• _Exercise_
Pick out all lines in the listing holding the string "Marketing" and copy them.

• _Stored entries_
+---+

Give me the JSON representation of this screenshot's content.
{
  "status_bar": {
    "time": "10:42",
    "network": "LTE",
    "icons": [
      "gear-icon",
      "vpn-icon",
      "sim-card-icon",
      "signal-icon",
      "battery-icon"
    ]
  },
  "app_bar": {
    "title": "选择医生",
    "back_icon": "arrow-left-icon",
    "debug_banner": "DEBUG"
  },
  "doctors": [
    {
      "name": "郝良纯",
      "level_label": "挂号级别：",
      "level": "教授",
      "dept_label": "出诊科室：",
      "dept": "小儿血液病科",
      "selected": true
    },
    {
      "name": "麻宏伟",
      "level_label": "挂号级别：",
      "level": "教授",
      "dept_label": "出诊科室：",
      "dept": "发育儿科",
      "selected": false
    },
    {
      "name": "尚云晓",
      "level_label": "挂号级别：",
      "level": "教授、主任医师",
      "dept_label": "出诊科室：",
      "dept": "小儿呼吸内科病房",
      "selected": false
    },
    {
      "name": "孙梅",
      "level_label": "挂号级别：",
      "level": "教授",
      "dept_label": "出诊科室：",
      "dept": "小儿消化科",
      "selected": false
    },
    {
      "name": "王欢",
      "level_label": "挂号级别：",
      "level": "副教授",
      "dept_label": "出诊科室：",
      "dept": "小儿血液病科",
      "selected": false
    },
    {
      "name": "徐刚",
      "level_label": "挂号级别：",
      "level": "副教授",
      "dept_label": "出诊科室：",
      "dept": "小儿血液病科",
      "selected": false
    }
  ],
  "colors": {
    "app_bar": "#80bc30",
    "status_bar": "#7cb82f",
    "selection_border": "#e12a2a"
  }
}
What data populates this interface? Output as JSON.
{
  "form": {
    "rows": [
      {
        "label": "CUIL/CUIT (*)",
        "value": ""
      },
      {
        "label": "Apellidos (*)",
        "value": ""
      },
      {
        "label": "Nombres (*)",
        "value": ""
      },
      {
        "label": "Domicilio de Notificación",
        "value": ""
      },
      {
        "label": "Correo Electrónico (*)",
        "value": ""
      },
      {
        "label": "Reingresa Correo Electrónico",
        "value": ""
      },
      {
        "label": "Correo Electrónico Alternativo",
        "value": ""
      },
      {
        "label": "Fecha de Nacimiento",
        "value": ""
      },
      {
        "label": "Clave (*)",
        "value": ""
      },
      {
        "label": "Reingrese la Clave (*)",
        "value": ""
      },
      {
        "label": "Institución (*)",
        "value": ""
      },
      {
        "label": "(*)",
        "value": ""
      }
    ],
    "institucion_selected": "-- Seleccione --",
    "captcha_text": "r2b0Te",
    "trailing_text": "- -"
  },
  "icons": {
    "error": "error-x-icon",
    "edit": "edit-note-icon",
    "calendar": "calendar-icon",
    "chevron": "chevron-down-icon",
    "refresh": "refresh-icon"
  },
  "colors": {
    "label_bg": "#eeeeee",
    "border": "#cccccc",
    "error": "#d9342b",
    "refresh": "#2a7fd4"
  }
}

+---+

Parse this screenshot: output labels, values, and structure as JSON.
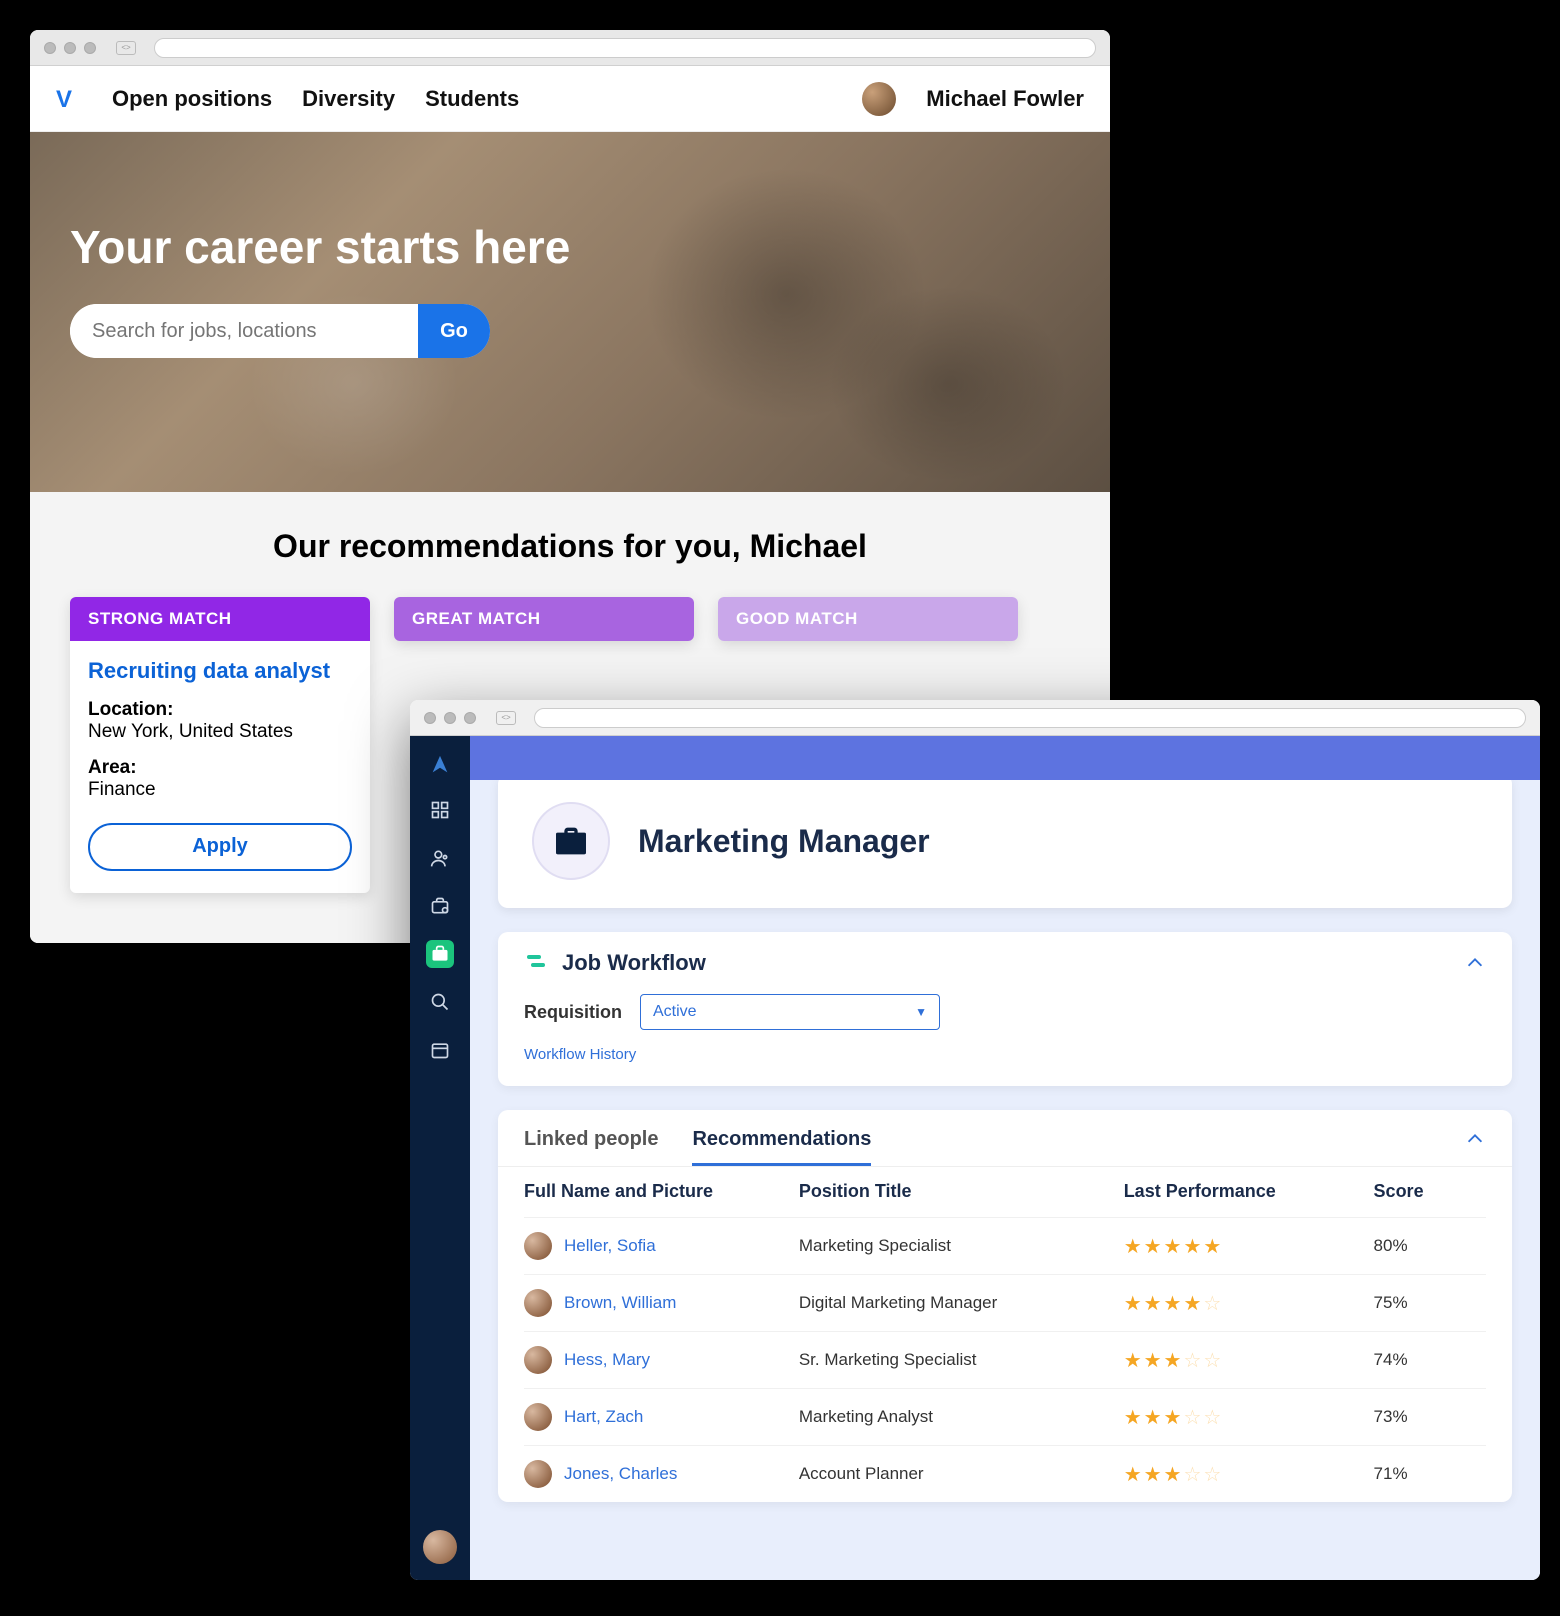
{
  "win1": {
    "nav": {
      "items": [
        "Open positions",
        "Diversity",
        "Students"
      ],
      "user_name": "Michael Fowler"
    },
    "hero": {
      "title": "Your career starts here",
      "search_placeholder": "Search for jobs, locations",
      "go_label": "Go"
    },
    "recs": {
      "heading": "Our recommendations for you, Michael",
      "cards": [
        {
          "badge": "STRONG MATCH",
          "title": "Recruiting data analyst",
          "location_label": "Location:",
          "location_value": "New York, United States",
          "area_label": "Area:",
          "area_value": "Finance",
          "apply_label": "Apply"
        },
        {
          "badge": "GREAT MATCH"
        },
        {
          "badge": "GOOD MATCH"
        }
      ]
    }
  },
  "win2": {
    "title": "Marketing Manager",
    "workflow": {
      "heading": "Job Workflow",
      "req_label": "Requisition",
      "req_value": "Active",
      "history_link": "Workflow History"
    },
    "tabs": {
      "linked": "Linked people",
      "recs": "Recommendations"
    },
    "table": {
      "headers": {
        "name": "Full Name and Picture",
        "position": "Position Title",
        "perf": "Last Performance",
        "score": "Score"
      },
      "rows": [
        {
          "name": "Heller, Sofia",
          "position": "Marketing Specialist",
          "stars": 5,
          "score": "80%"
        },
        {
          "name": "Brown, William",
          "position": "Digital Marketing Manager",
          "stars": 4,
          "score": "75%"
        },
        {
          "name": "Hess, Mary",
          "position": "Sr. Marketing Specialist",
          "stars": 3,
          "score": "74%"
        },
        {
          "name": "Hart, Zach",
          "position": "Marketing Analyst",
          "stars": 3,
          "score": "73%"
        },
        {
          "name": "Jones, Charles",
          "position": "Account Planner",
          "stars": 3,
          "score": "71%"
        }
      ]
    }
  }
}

+---+

• _Expected answer_
    "title": "Marketing Manager",
          "position": "Marketing Specialist",
          "position": "Digital Marketing Manager",
          "position": "Sr. Marketing Specialist",
          "position": "Marketing Analyst",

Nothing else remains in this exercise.